Data for this task:
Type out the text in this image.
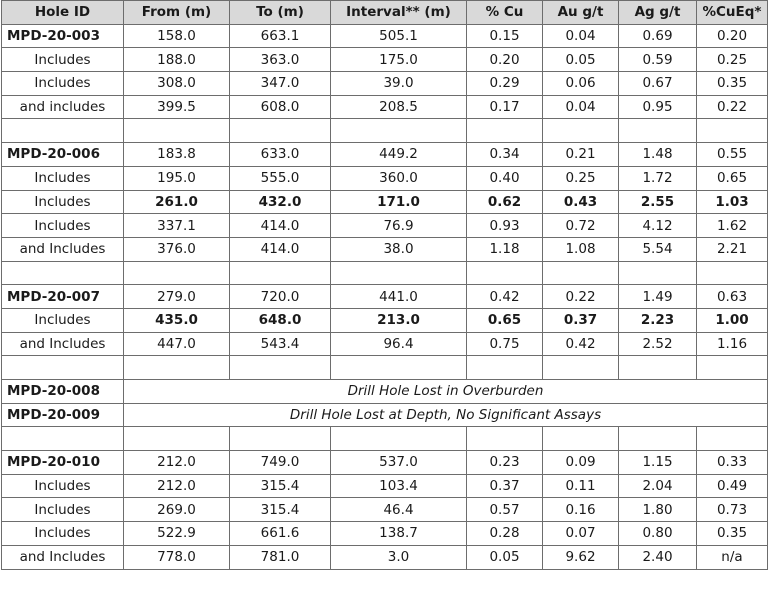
Hole ID	From (m)	To (m)	Interval** (m)	% Cu	Au g/t	Ag g/t	%CuEq*
MPD-20-003	158.0	663.1	505.1	0.15	0.04	0.69	0.20
Includes	188.0	363.0	175.0	0.20	0.05	0.59	0.25
Includes	308.0	347.0	39.0	0.29	0.06	0.67	0.35
and includes	399.5	608.0	208.5	0.17	0.04	0.95	0.22

MPD-20-006	183.8	633.0	449.2	0.34	0.21	1.48	0.55
Includes	195.0	555.0	360.0	0.40	0.25	1.72	0.65
Includes	261.0	432.0	171.0	0.62	0.43	2.55	1.03
Includes	337.1	414.0	76.9	0.93	0.72	4.12	1.62
and Includes	376.0	414.0	38.0	1.18	1.08	5.54	2.21

MPD-20-007	279.0	720.0	441.0	0.42	0.22	1.49	0.63
Includes	435.0	648.0	213.0	0.65	0.37	2.23	1.00
and Includes	447.0	543.4	96.4	0.75	0.42	2.52	1.16

MPD-20-008	Drill Hole Lost in Overburden						
MPD-20-009	Drill Hole Lost at Depth, No Significant Assays						

MPD-20-010	212.0	749.0	537.0	0.23	0.09	1.15	0.33
Includes	212.0	315.4	103.4	0.37	0.11	2.04	0.49
Includes	269.0	315.4	46.4	0.57	0.16	1.80	0.73
Includes	522.9	661.6	138.7	0.28	0.07	0.80	0.35
and Includes	778.0	781.0	3.0	0.05	9.62	2.40	n/a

Task requirements: Set down the entire material verbatim, with each picture left out.

Your response:
Type out the text in this image.
Hole ID	From (m)	To (m)	Interval** (m)	% Cu	Au g/t	Ag g/t	%CuEq*
MPD-20-003	158.0	663.1	505.1	0.15	0.04	0.69	0.20
Includes	188.0	363.0	175.0	0.20	0.05	0.59	0.25
Includes	308.0	347.0	39.0	0.29	0.06	0.67	0.35
and includes	399.5	608.0	208.5	0.17	0.04	0.95	0.22

MPD-20-006	183.8	633.0	449.2	0.34	0.21	1.48	0.55
Includes	195.0	555.0	360.0	0.40	0.25	1.72	0.65
Includes	261.0	432.0	171.0	0.62	0.43	2.55	1.03
Includes	337.1	414.0	76.9	0.93	0.72	4.12	1.62
and Includes	376.0	414.0	38.0	1.18	1.08	5.54	2.21

MPD-20-007	279.0	720.0	441.0	0.42	0.22	1.49	0.63
Includes	435.0	648.0	213.0	0.65	0.37	2.23	1.00
and Includes	447.0	543.4	96.4	0.75	0.42	2.52	1.16

MPD-20-008	Drill Hole Lost in Overburden						
MPD-20-009	Drill Hole Lost at Depth, No Significant Assays						

MPD-20-010	212.0	749.0	537.0	0.23	0.09	1.15	0.33
Includes	212.0	315.4	103.4	0.37	0.11	2.04	0.49
Includes	269.0	315.4	46.4	0.57	0.16	1.80	0.73
Includes	522.9	661.6	138.7	0.28	0.07	0.80	0.35
and Includes	778.0	781.0	3.0	0.05	9.62	2.40	n/a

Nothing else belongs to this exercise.